* start RECORD EXTRACTS *

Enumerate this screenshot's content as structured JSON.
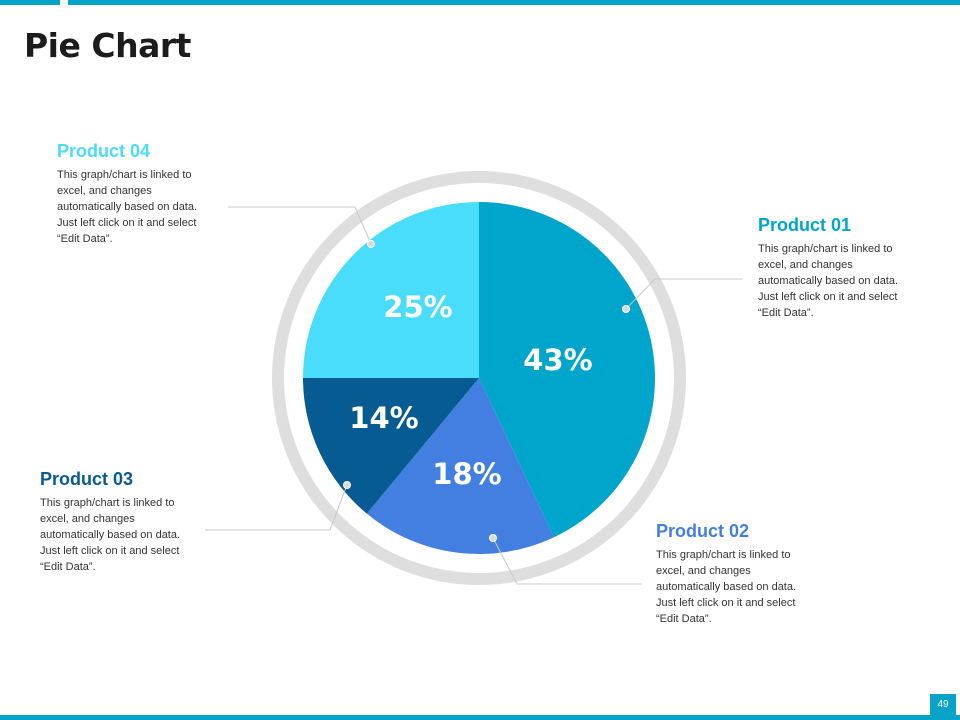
{
  "header": {
    "title": "Pie Chart"
  },
  "footer": {
    "page_number": "49"
  },
  "colors": {
    "accent": "#08a3c9",
    "product01": "#00a5cc",
    "product02": "#437fe0",
    "product03": "#055b92",
    "product04": "#4adcfb",
    "ring": "#dedede",
    "leader": "#c8c8c8"
  },
  "chart_data": {
    "type": "pie",
    "title": "",
    "series": [
      {
        "name": "Product 01",
        "value": 43,
        "label": "43%",
        "color": "#00a5cc"
      },
      {
        "name": "Product 02",
        "value": 18,
        "label": "18%",
        "color": "#437fe0"
      },
      {
        "name": "Product 03",
        "value": 14,
        "label": "14%",
        "color": "#055b92"
      },
      {
        "name": "Product 04",
        "value": 25,
        "label": "25%",
        "color": "#4adcfb"
      }
    ],
    "legend": "callouts around pie"
  },
  "callouts": {
    "p01": {
      "title": "Product 01",
      "text": "This graph/chart is linked to excel, and changes automatically based on data. Just left click on it and select “Edit Data”."
    },
    "p02": {
      "title": "Product 02",
      "text": "This graph/chart is linked to excel, and changes automatically based on data. Just left click on it and select “Edit Data”."
    },
    "p03": {
      "title": "Product 03",
      "text": "This graph/chart is linked to excel, and changes automatically based on data. Just left click on it and select “Edit Data”."
    },
    "p04": {
      "title": "Product 04",
      "text": "This graph/chart is linked to excel, and changes automatically based on data. Just left click on it and select “Edit Data”."
    }
  }
}
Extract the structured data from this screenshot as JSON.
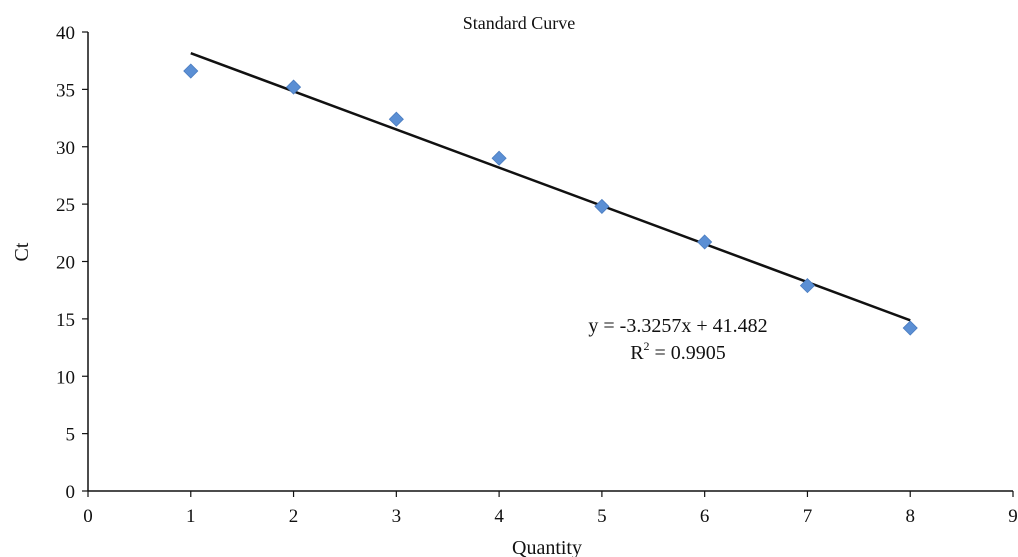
{
  "chart_data": {
    "type": "scatter",
    "title": "Standard Curve",
    "xlabel": "Quantity",
    "ylabel": "Ct",
    "xlim": [
      0,
      9
    ],
    "ylim": [
      0,
      40
    ],
    "x_ticks": [
      "0",
      "1",
      "2",
      "3",
      "4",
      "5",
      "6",
      "7",
      "8",
      "9"
    ],
    "y_ticks": [
      "0",
      "5",
      "10",
      "15",
      "20",
      "25",
      "30",
      "35",
      "40"
    ],
    "grid": false,
    "legend": "none",
    "series": [
      {
        "x": [
          1,
          2,
          3,
          4,
          5,
          6,
          7,
          8
        ],
        "y": [
          36.6,
          35.2,
          32.4,
          29.0,
          24.8,
          21.7,
          17.9,
          14.2
        ],
        "color": "#5b8fd4",
        "marker": "diamond"
      }
    ],
    "trendline": {
      "slope": -3.3257,
      "intercept": 41.482,
      "x_range": [
        1,
        8
      ],
      "color": "#111111"
    },
    "annotations": {
      "equation": "y = -3.3257x + 41.482",
      "r2_label": "R",
      "r2_sup": "2",
      "r2_value": " = 0.9905"
    }
  }
}
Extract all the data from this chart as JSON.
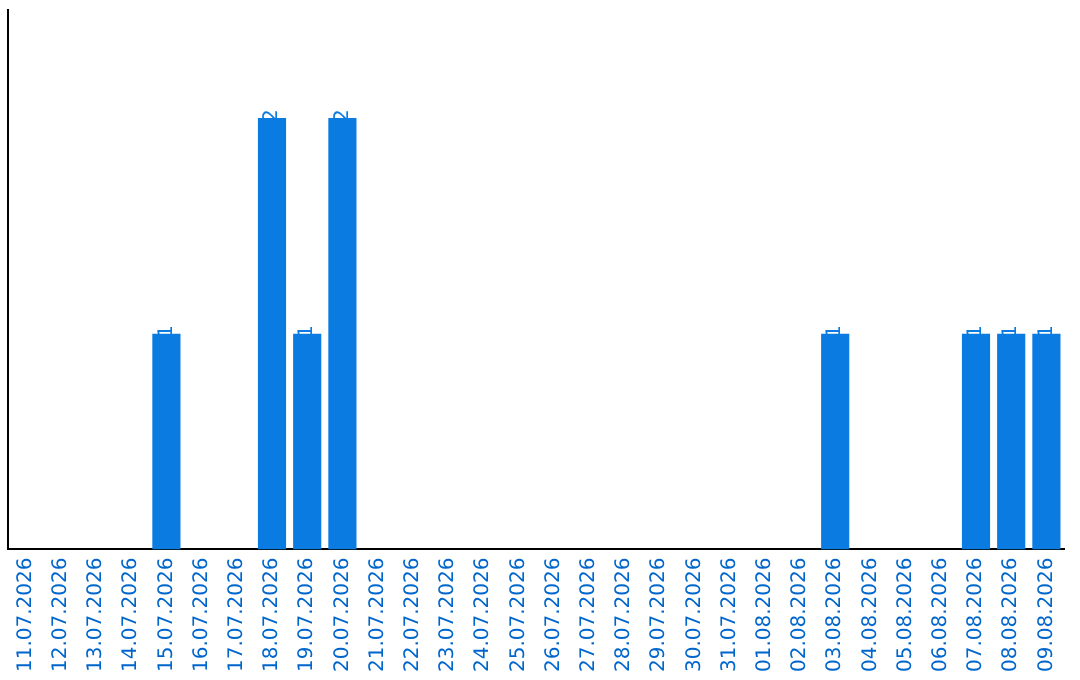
{
  "chart_data": {
    "type": "bar",
    "categories": [
      "11.07.2026",
      "12.07.2026",
      "13.07.2026",
      "14.07.2026",
      "15.07.2026",
      "16.07.2026",
      "17.07.2026",
      "18.07.2026",
      "19.07.2026",
      "20.07.2026",
      "21.07.2026",
      "22.07.2026",
      "23.07.2026",
      "24.07.2026",
      "25.07.2026",
      "26.07.2026",
      "27.07.2026",
      "28.07.2026",
      "29.07.2026",
      "30.07.2026",
      "31.07.2026",
      "01.08.2026",
      "02.08.2026",
      "03.08.2026",
      "04.08.2026",
      "05.08.2026",
      "06.08.2026",
      "07.08.2026",
      "08.08.2026",
      "09.08.2026"
    ],
    "values": [
      0,
      0,
      0,
      0,
      1,
      0,
      0,
      2,
      1,
      2,
      0,
      0,
      0,
      0,
      0,
      0,
      0,
      0,
      0,
      0,
      0,
      0,
      0,
      1,
      0,
      0,
      0,
      1,
      1,
      1
    ],
    "value_labels": [
      null,
      null,
      null,
      null,
      "1",
      null,
      null,
      "2",
      "1",
      "2",
      null,
      null,
      null,
      null,
      null,
      null,
      null,
      null,
      null,
      null,
      null,
      null,
      null,
      "1",
      null,
      null,
      null,
      "1",
      "1",
      "1"
    ],
    "color": "#0a7be0",
    "grid": false,
    "legend": false,
    "tick_labels": "x"
  }
}
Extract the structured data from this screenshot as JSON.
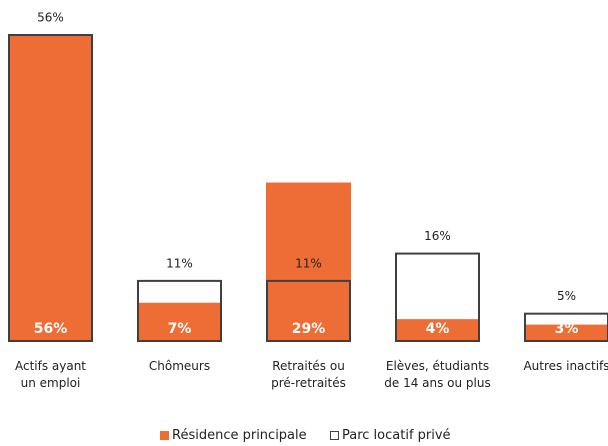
{
  "chart_data": {
    "type": "bar",
    "categories": [
      "Actifs ayant\nun emploi",
      "Chômeurs",
      "Retraités ou\npré-retraités",
      "Elèves, étudiants\nde 14 ans ou plus",
      "Autres inactifs"
    ],
    "series": [
      {
        "name": "Résidence principale",
        "color": "#ed6d35",
        "values": [
          56,
          7,
          29,
          4,
          3
        ],
        "value_labels": [
          "56%",
          "7%",
          "29%",
          "4%",
          "3%"
        ]
      },
      {
        "name": "Parc locatif privé",
        "color": "#404040",
        "values": [
          56,
          11,
          11,
          16,
          5
        ],
        "value_labels": [
          "56%",
          "11%",
          "11%",
          "16%",
          "5%"
        ]
      }
    ],
    "legend": "bottom"
  }
}
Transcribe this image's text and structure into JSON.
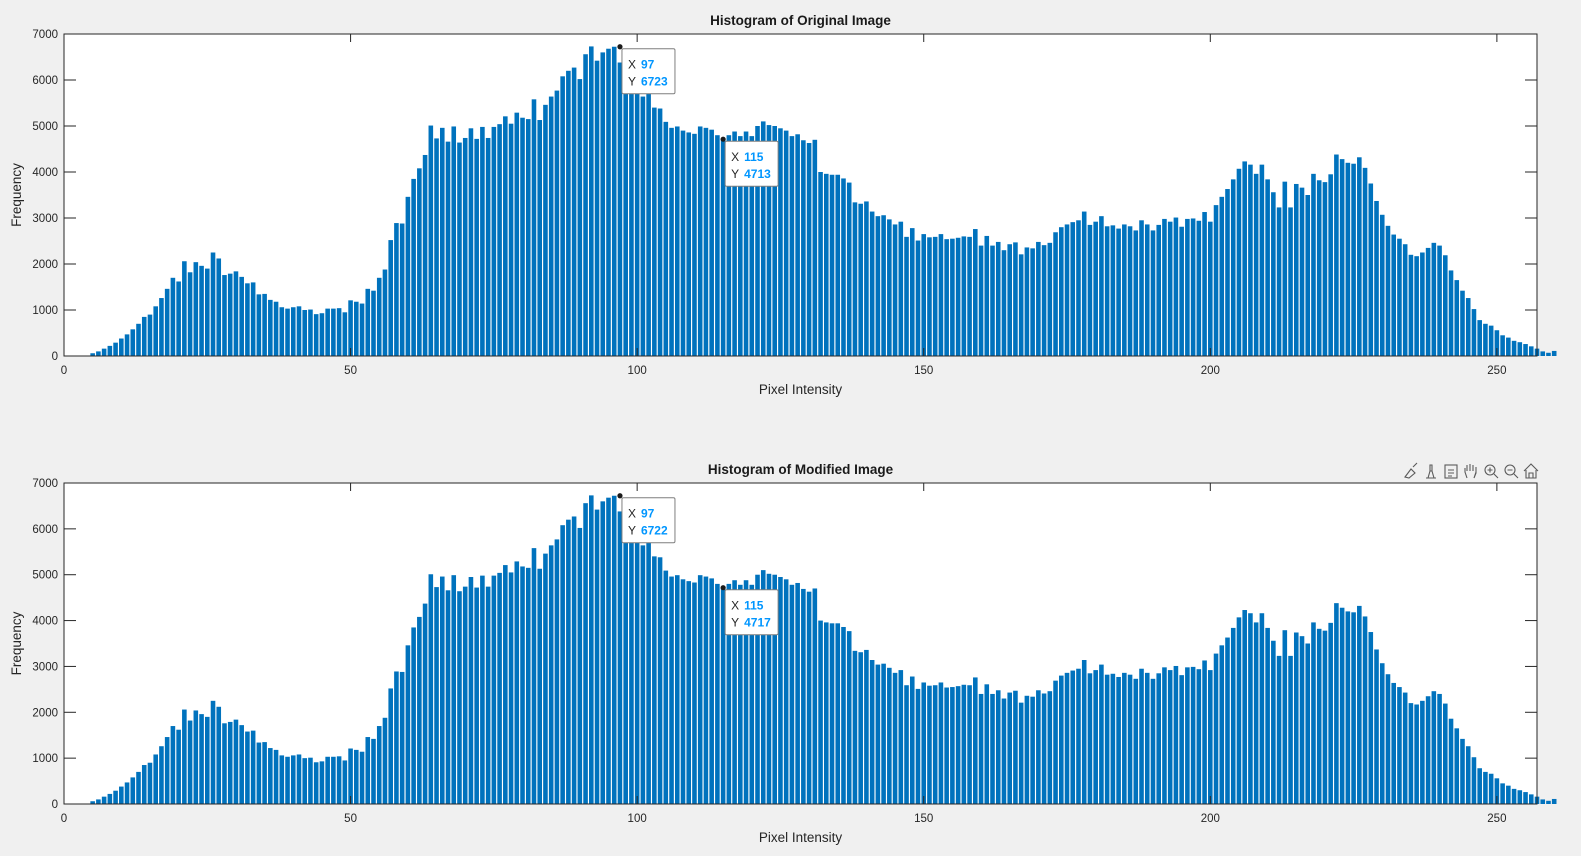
{
  "colors": {
    "bar": "#0072bd",
    "background": "#f0f0f0",
    "axes_bg": "#ffffff",
    "datatip_value": "#0096ff"
  },
  "toolbar": {
    "icons": [
      "brush-icon",
      "data-tip-icon",
      "export-icon",
      "pan-icon",
      "zoom-in-icon",
      "zoom-out-icon",
      "home-icon"
    ]
  },
  "chart_data": [
    {
      "type": "bar",
      "title": "Histogram of Original Image",
      "xlabel": "Pixel Intensity",
      "ylabel": "Frequency",
      "xlim": [
        0,
        257
      ],
      "ylim": [
        0,
        7000
      ],
      "xticks": [
        0,
        50,
        100,
        150,
        200,
        250
      ],
      "yticks": [
        0,
        1000,
        2000,
        3000,
        4000,
        5000,
        6000,
        7000
      ],
      "grid": false,
      "x_start": 0,
      "values": [
        0,
        0,
        0,
        0,
        0,
        60,
        100,
        160,
        220,
        290,
        380,
        470,
        580,
        700,
        850,
        900,
        1080,
        1260,
        1460,
        1700,
        1620,
        2060,
        1820,
        2040,
        1960,
        1900,
        2250,
        2120,
        1760,
        1790,
        1840,
        1720,
        1580,
        1600,
        1340,
        1350,
        1220,
        1180,
        1060,
        1030,
        1060,
        1080,
        1000,
        1010,
        910,
        930,
        1030,
        1030,
        1040,
        950,
        1210,
        1180,
        1140,
        1460,
        1420,
        1700,
        1880,
        2520,
        2890,
        2880,
        3460,
        3850,
        4080,
        4370,
        5010,
        4730,
        4960,
        4660,
        4990,
        4640,
        4740,
        4950,
        4720,
        4980,
        4740,
        4980,
        5040,
        5210,
        5050,
        5290,
        5180,
        5150,
        5580,
        5130,
        5460,
        5640,
        5770,
        6080,
        6200,
        6270,
        6020,
        6560,
        6730,
        6420,
        6600,
        6680,
        6723,
        6380,
        6040,
        6450,
        6040,
        5640,
        5820,
        5400,
        5380,
        5090,
        4960,
        4990,
        4900,
        4860,
        4830,
        4990,
        4960,
        4920,
        4800,
        4713,
        4800,
        4880,
        4780,
        4880,
        4780,
        5000,
        5100,
        5020,
        5000,
        4950,
        4900,
        4780,
        4820,
        4690,
        4630,
        4700,
        4000,
        3960,
        3940,
        3940,
        3860,
        3770,
        3340,
        3310,
        3360,
        3140,
        3040,
        3060,
        2970,
        2860,
        2920,
        2590,
        2780,
        2510,
        2650,
        2580,
        2590,
        2650,
        2540,
        2550,
        2570,
        2600,
        2590,
        2760,
        2400,
        2610,
        2400,
        2480,
        2300,
        2430,
        2470,
        2210,
        2360,
        2340,
        2480,
        2410,
        2460,
        2690,
        2800,
        2860,
        2910,
        2950,
        3140,
        2850,
        2920,
        3040,
        2820,
        2840,
        2770,
        2860,
        2820,
        2730,
        2950,
        2860,
        2730,
        2850,
        2980,
        2920,
        3010,
        2810,
        2980,
        2990,
        2940,
        3130,
        2920,
        3280,
        3460,
        3630,
        3840,
        4070,
        4230,
        4160,
        3960,
        4160,
        3840,
        3560,
        3230,
        3790,
        3230,
        3740,
        3660,
        3500,
        3960,
        3820,
        3780,
        3950,
        4380,
        4280,
        4200,
        4180,
        4320,
        4090,
        3750,
        3370,
        3070,
        2830,
        2640,
        2550,
        2430,
        2200,
        2170,
        2250,
        2350,
        2460,
        2400,
        2190,
        1860,
        1650,
        1420,
        1260,
        1020,
        780,
        700,
        660,
        560,
        450,
        400,
        330,
        300,
        260,
        210,
        160,
        100,
        70,
        110
      ],
      "datatips": [
        {
          "x": 97,
          "y": 6723
        },
        {
          "x": 115,
          "y": 4713
        }
      ]
    },
    {
      "type": "bar",
      "title": "Histogram of Modified Image",
      "xlabel": "Pixel Intensity",
      "ylabel": "Frequency",
      "xlim": [
        0,
        257
      ],
      "ylim": [
        0,
        7000
      ],
      "xticks": [
        0,
        50,
        100,
        150,
        200,
        250
      ],
      "yticks": [
        0,
        1000,
        2000,
        3000,
        4000,
        5000,
        6000,
        7000
      ],
      "grid": false,
      "x_start": 0,
      "values": [
        0,
        0,
        0,
        0,
        0,
        60,
        100,
        160,
        220,
        290,
        380,
        470,
        580,
        700,
        850,
        900,
        1080,
        1260,
        1460,
        1700,
        1620,
        2060,
        1820,
        2040,
        1960,
        1900,
        2250,
        2120,
        1760,
        1790,
        1840,
        1720,
        1580,
        1600,
        1340,
        1350,
        1220,
        1180,
        1060,
        1030,
        1060,
        1080,
        1000,
        1010,
        910,
        930,
        1030,
        1030,
        1040,
        950,
        1210,
        1180,
        1140,
        1460,
        1420,
        1700,
        1880,
        2520,
        2890,
        2880,
        3460,
        3850,
        4080,
        4370,
        5010,
        4730,
        4960,
        4660,
        4990,
        4640,
        4740,
        4950,
        4720,
        4980,
        4740,
        4980,
        5040,
        5210,
        5050,
        5290,
        5180,
        5150,
        5580,
        5130,
        5460,
        5640,
        5770,
        6080,
        6200,
        6270,
        6020,
        6560,
        6730,
        6420,
        6600,
        6680,
        6722,
        6380,
        6040,
        6450,
        6040,
        5640,
        5820,
        5400,
        5380,
        5090,
        4960,
        4990,
        4900,
        4860,
        4830,
        4990,
        4960,
        4920,
        4800,
        4717,
        4800,
        4880,
        4780,
        4880,
        4780,
        5000,
        5100,
        5020,
        5000,
        4950,
        4900,
        4780,
        4820,
        4690,
        4630,
        4700,
        4000,
        3960,
        3940,
        3940,
        3860,
        3770,
        3340,
        3310,
        3360,
        3140,
        3040,
        3060,
        2970,
        2860,
        2920,
        2590,
        2780,
        2510,
        2650,
        2580,
        2590,
        2650,
        2540,
        2550,
        2570,
        2600,
        2590,
        2760,
        2400,
        2610,
        2400,
        2480,
        2300,
        2430,
        2470,
        2210,
        2360,
        2340,
        2480,
        2410,
        2460,
        2690,
        2800,
        2860,
        2910,
        2950,
        3140,
        2850,
        2920,
        3040,
        2820,
        2840,
        2770,
        2860,
        2820,
        2730,
        2950,
        2860,
        2730,
        2850,
        2980,
        2920,
        3010,
        2810,
        2980,
        2990,
        2940,
        3130,
        2920,
        3280,
        3460,
        3630,
        3840,
        4070,
        4230,
        4160,
        3960,
        4160,
        3840,
        3560,
        3230,
        3790,
        3230,
        3740,
        3660,
        3500,
        3960,
        3820,
        3780,
        3950,
        4380,
        4280,
        4200,
        4180,
        4320,
        4090,
        3750,
        3370,
        3070,
        2830,
        2640,
        2550,
        2430,
        2200,
        2170,
        2250,
        2350,
        2460,
        2400,
        2190,
        1860,
        1650,
        1420,
        1260,
        1020,
        780,
        700,
        660,
        560,
        450,
        400,
        330,
        300,
        260,
        210,
        160,
        100,
        70,
        110
      ],
      "datatips": [
        {
          "x": 97,
          "y": 6722
        },
        {
          "x": 115,
          "y": 4717
        }
      ]
    }
  ]
}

* end RECORD EXTRACTS *

# EXERCISE
Your task is to gather all lines from the entries above that hold the word "JSON".

# RESULT OF THIS EXERCISE
Enumerate this screenshot's content as structured JSON.
Extract the structured data from this screenshot as JSON.
Extract all the data from this chart as JSON.
Extract the structured data from this screenshot as JSON.
Transcribe this image's text and structure into JSON.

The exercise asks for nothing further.